**ТЕКСТ ДЛЯ ЧТЕНИЯ**
Страница 5 из 42
Медленнее и мучительнее менялась в городе психология, особенно у мужчин. В непривычной городской обстановке многие недавние мужики терялись, «для снятия стресса» нередко начинали злоупотреблять испытанным тонизирующим напитком. Помню, не раз смирные умные лошадки сами привозили к воротам дома кого-нибудь из моих родичей, беспробудно спавшего в телеге.
Женщины приспосабливались к новой жизни быстрее, они охотнее и бойчее разговаривали с «городскими», легче преодолевали приверженность традиционной нерушимости жизненного уклада. Противоречивая русская натура, с одной стороны, склонна к неспешности («Русские медленно запрягают»), а с другой — не любит откладывать дело в долгий ящик и принимается за него поскорее, не обдумав все детали («Быстрей, быстрей! Начнем, а там посмотрим»; «До гоним — перегоним! Сделаем — переделаем!»). Это было свойственно и маме, и, каюсь, мне. Сколько было сделано впопыхах, а потом переделано!
Даже имена детям маме не удавалось дать «с первого раза». Я был записан в загсе как Николай. После мучительных раздумий и лингвистических прикидок (Николай… Никола… Коля… Колька… Колянко) мама, несмотря на крестьянскую трепетную боязнь госучреждений, снова пошла в загс и добилась превращения меня во Владимира. Через два года мой брат превратился из Семена в Александра.

**ЗАДАНИЕ 1**
Ответьте по тексту для чтения:
(a) У кого, согласно тексту, медленнее менялась в городе психология?
(b) Кто, по тексту, быстрее приспосабливался к новой жизни?
(c) Какое имя получил брат вместо Семена?

Некоторые записи
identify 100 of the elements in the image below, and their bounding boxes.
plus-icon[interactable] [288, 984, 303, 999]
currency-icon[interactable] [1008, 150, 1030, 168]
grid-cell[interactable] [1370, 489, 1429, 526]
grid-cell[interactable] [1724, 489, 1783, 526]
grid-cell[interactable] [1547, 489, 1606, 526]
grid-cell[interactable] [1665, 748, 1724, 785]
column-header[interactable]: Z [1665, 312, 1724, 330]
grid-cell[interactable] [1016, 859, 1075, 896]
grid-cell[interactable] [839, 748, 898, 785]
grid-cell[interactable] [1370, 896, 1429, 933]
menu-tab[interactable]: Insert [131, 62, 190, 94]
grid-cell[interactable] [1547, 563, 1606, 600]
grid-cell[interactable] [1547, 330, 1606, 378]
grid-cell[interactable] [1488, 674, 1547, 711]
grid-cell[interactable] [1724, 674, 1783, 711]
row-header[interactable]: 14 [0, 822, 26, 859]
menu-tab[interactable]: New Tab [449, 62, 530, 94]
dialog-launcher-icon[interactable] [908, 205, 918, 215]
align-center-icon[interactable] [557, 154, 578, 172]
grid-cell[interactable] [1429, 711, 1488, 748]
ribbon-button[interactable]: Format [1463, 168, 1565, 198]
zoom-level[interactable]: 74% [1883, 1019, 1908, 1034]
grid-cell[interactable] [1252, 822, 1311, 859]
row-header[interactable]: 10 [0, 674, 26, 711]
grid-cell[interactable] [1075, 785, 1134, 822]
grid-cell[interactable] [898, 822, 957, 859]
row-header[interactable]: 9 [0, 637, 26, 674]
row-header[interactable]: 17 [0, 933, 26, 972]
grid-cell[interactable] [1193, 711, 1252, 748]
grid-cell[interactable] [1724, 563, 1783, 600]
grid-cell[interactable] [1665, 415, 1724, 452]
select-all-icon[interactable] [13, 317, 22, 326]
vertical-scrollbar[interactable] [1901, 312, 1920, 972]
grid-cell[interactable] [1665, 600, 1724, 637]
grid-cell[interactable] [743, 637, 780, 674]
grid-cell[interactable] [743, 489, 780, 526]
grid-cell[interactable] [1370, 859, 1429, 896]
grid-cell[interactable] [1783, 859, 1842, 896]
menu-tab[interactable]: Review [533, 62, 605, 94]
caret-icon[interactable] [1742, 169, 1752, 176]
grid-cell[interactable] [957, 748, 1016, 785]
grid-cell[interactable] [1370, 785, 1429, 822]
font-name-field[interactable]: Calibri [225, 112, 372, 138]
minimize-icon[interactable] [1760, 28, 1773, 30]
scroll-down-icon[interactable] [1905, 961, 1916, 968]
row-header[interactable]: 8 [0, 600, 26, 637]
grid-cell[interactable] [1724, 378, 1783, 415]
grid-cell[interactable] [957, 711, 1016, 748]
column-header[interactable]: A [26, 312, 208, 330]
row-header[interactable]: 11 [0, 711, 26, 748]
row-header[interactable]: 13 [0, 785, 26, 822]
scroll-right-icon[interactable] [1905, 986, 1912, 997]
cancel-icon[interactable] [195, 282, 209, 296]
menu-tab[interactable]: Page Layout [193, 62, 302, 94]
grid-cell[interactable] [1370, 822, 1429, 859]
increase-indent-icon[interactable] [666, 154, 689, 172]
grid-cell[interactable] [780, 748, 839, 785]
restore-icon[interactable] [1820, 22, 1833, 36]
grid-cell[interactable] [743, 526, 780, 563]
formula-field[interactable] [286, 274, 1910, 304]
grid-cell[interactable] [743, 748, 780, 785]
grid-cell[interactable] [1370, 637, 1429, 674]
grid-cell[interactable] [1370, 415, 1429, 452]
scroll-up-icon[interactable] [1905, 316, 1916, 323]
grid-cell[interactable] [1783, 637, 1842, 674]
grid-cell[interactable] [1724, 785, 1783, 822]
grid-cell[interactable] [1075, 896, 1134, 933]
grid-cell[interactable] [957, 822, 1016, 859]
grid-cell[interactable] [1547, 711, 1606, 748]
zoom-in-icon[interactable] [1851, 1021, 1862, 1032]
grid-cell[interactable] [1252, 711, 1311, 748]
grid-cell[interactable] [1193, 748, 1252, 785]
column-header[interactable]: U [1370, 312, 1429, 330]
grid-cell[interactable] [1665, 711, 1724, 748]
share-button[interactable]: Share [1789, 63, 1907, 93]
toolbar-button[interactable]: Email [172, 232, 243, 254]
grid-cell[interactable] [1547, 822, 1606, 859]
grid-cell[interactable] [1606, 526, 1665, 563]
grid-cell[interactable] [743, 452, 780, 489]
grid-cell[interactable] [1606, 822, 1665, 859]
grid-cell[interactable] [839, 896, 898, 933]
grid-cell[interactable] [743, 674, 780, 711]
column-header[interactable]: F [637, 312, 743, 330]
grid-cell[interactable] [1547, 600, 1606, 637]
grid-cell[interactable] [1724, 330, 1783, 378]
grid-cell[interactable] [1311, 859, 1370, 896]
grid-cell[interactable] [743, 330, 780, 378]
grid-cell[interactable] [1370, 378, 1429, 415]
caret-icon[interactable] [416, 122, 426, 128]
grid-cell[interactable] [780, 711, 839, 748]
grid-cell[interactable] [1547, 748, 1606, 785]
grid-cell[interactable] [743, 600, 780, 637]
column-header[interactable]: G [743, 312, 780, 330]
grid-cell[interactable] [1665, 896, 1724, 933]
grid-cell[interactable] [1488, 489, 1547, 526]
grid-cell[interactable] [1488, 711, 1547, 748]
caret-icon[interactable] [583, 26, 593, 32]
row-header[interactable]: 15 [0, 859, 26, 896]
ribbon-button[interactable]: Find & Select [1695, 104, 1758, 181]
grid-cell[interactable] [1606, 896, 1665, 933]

**ЗАДАНИЕ 2**
Пожалуйста, замените «grid-cell» на «table-cell» в записях, начиная с первой строки и заканчивая строкой с «grid-cell[interactable] [898, 822, 957, 859]» включительно. Приведите только эти строки, остальное в них не меняйте.

**РЕЗУЛЬТАТ 1**
(a) У мужчин.
(b) Женщины.
(c) Александр.

**РЕЗУЛЬТАТ 2**
identify 100 of the elements in the image below, and their bounding boxes.
plus-icon[interactable] [288, 984, 303, 999]
currency-icon[interactable] [1008, 150, 1030, 168]
table-cell[interactable] [1370, 489, 1429, 526]
table-cell[interactable] [1724, 489, 1783, 526]
table-cell[interactable] [1547, 489, 1606, 526]
table-cell[interactable] [1665, 748, 1724, 785]
column-header[interactable]: Z [1665, 312, 1724, 330]
table-cell[interactable] [1016, 859, 1075, 896]
table-cell[interactable] [839, 748, 898, 785]
table-cell[interactable] [1370, 896, 1429, 933]
menu-tab[interactable]: Insert [131, 62, 190, 94]
table-cell[interactable] [1547, 563, 1606, 600]
table-cell[interactable] [1547, 330, 1606, 378]
table-cell[interactable] [1488, 674, 1547, 711]
table-cell[interactable] [1724, 674, 1783, 711]
row-header[interactable]: 14 [0, 822, 26, 859]
menu-tab[interactable]: New Tab [449, 62, 530, 94]
dialog-launcher-icon[interactable] [908, 205, 918, 215]
align-center-icon[interactable] [557, 154, 578, 172]
table-cell[interactable] [1429, 711, 1488, 748]
ribbon-button[interactable]: Format [1463, 168, 1565, 198]
zoom-level[interactable]: 74% [1883, 1019, 1908, 1034]
table-cell[interactable] [1252, 822, 1311, 859]
row-header[interactable]: 10 [0, 674, 26, 711]
table-cell[interactable] [1075, 785, 1134, 822]
table-cell[interactable] [898, 822, 957, 859]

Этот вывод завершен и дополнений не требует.